(Stored dataset items)
[start]
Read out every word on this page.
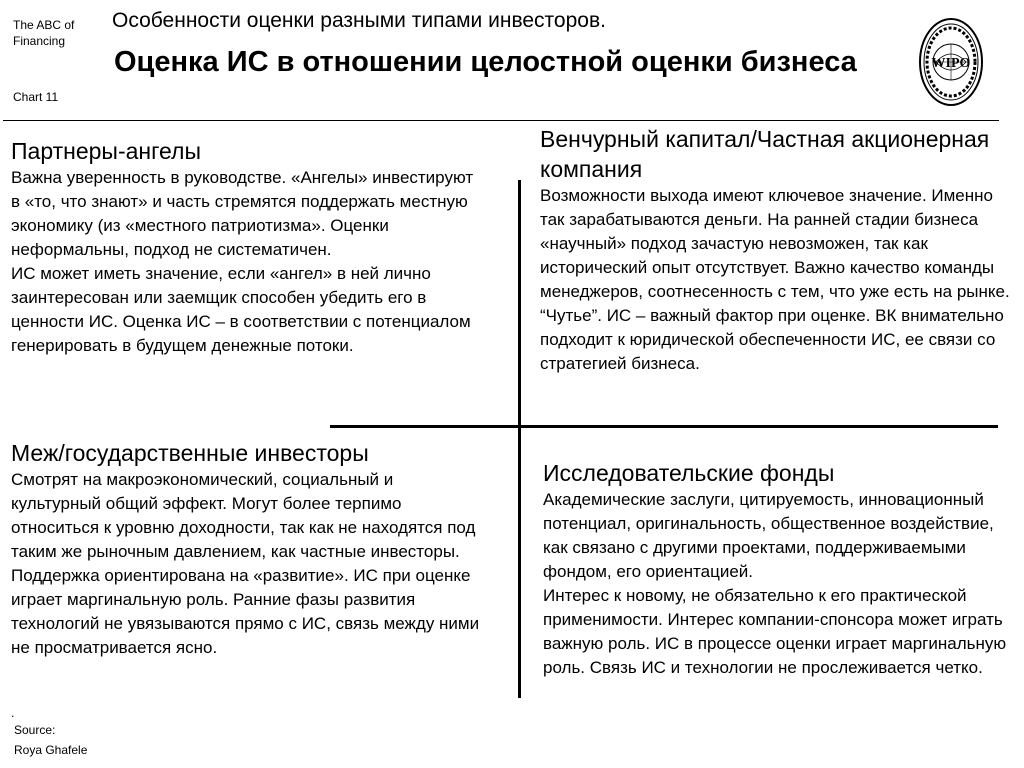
The ABC of Financing
Chart 11
Особенности оценки разными типами инвесторов.
Оценка ИС в отношении целостной оценки бизнеса	WIPO
Партнеры-ангелы

Важна уверенность в руководстве. «Ангелы» инвестируют в «то, что знают» и часть стремятся поддержать местную экономику (из «местного патриотизма». Оценки неформальны, подход не систематичен.
ИС может иметь значение, если «ангел» в ней лично заинтересован или заемщик способен убедить его в ценности ИС. Оценка ИС – в соответствии с потенциалом генерировать в будущем денежные потоки.

Венчурный капитал/Частная акционерная компания

Возможности выхода имеют ключевое значение. Именно так зарабатываются деньги. На ранней стадии бизнеса «научный» подход зачастую невозможен, так как исторический опыт отсутствует. Важно качество команды менеджеров, соотнесенность с тем, что уже есть на рынке. “Чутье”. ИС – важный фактор при оценке. ВК внимательно подходит к юридической обеспеченности ИС, ее связи со стратегией бизнеса.

Меж/государственные инвесторы

Смотрят на макроэкономический, социальный и культурный общий эффект. Могут более терпимо относиться к уровню доходности, так как не находятся под таким же рыночным давлением, как частные инвесторы. Поддержка ориентирована на «развитие». ИС при оценке играет маргинальную роль. Ранние фазы развития технологий не увязываются прямо с ИС, связь между ними не просматривается ясно.

Исследовательские фонды

Академические заслуги, цитируемость, инновационный потенциал, оригинальность, общественное воздействие, как связано с другими проектами, поддерживаемыми фондом, его ориентацией.
Интерес к новому, не обязательно к его практической применимости. Интерес компании-спонсора может играть важную роль. ИС в процессе оценки играет маргинальную роль. Связь ИС и технологии не прослеживается четко.

.
Source:
Roya Ghafele
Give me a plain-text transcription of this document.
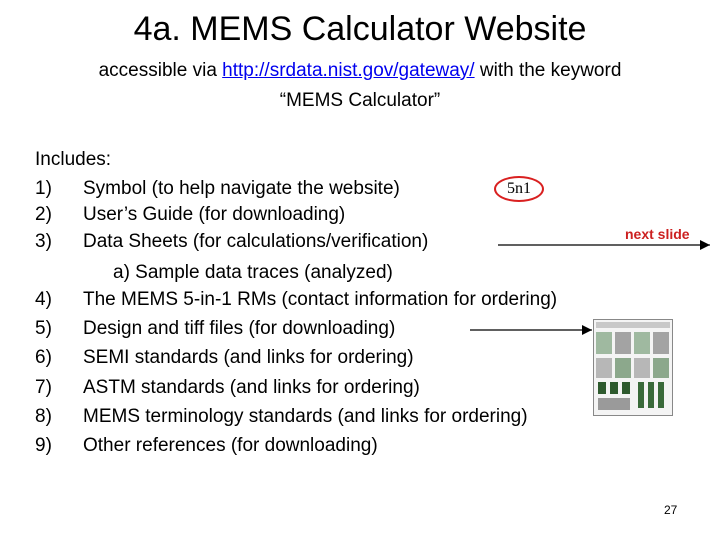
4a. MEMS Calculator Website
accessible via http://srdata.nist.gov/gateway/ with the keyword
“MEMS Calculator”
Includes:
1) Symbol (to help navigate the website)
2) User’s Guide (for downloading)
3) Data Sheets (for calculations/verification)
a) Sample data traces (analyzed)
4) The MEMS 5-in-1 RMs (contact information for ordering)
5) Design and tiff files (for downloading)
6) SEMI standards (and links for ordering)
7) ASTM standards (and links for ordering)
8) MEMS terminology standards (and links for ordering)
9) Other references (for downloading)
5n1
next slide
27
[end]
→ **Prompt**
Transcribe the listing in full. Omit the pictures and keep every line exact.

→ **Written response**
Read out every word on this page.
The ABC of Financing
Chart 11
Особенности оценки разными типами инвесторов.
Оценка ИС в отношении целостной оценки бизнеса	WIPO
Партнеры-ангелы

Важна уверенность в руководстве. «Ангелы» инвестируют в «то, что знают» и часть стремятся поддержать местную экономику (из «местного патриотизма». Оценки неформальны, подход не систематичен.
ИС может иметь значение, если «ангел» в ней лично заинтересован или заемщик способен убедить его в ценности ИС. Оценка ИС – в соответствии с потенциалом генерировать в будущем денежные потоки.

Венчурный капитал/Частная акционерная компания

Возможности выхода имеют ключевое значение. Именно так зарабатываются деньги. На ранней стадии бизнеса «научный» подход зачастую невозможен, так как исторический опыт отсутствует. Важно качество команды менеджеров, соотнесенность с тем, что уже есть на рынке. “Чутье”. ИС – важный фактор при оценке. ВК внимательно подходит к юридической обеспеченности ИС, ее связи со стратегией бизнеса.

Меж/государственные инвесторы

Смотрят на макроэкономический, социальный и культурный общий эффект. Могут более терпимо относиться к уровню доходности, так как не находятся под таким же рыночным давлением, как частные инвесторы. Поддержка ориентирована на «развитие». ИС при оценке играет маргинальную роль. Ранние фазы развития технологий не увязываются прямо с ИС, связь между ними не просматривается ясно.

Исследовательские фонды

Академические заслуги, цитируемость, инновационный потенциал, оригинальность, общественное воздействие, как связано с другими проектами, поддерживаемыми фондом, его ориентацией.
Интерес к новому, не обязательно к его практической применимости. Интерес компании-спонсора может играть важную роль. ИС в процессе оценки играет маргинальную роль. Связь ИС и технологии не прослеживается четко.

.
Source:
Roya Ghafele
Give me a plain-text transcription of this document.
4a. MEMS Calculator Website
accessible via http://srdata.nist.gov/gateway/ with the keyword
“MEMS Calculator”
Includes:
1) Symbol (to help navigate the website)
2) User’s Guide (for downloading)
3) Data Sheets (for calculations/verification)
a) Sample data traces (analyzed)
4) The MEMS 5-in-1 RMs (contact information for ordering)
5) Design and tiff files (for downloading)
6) SEMI standards (and links for ordering)
7) ASTM standards (and links for ordering)
8) MEMS terminology standards (and links for ordering)
9) Other references (for downloading)
5n1
next slide
27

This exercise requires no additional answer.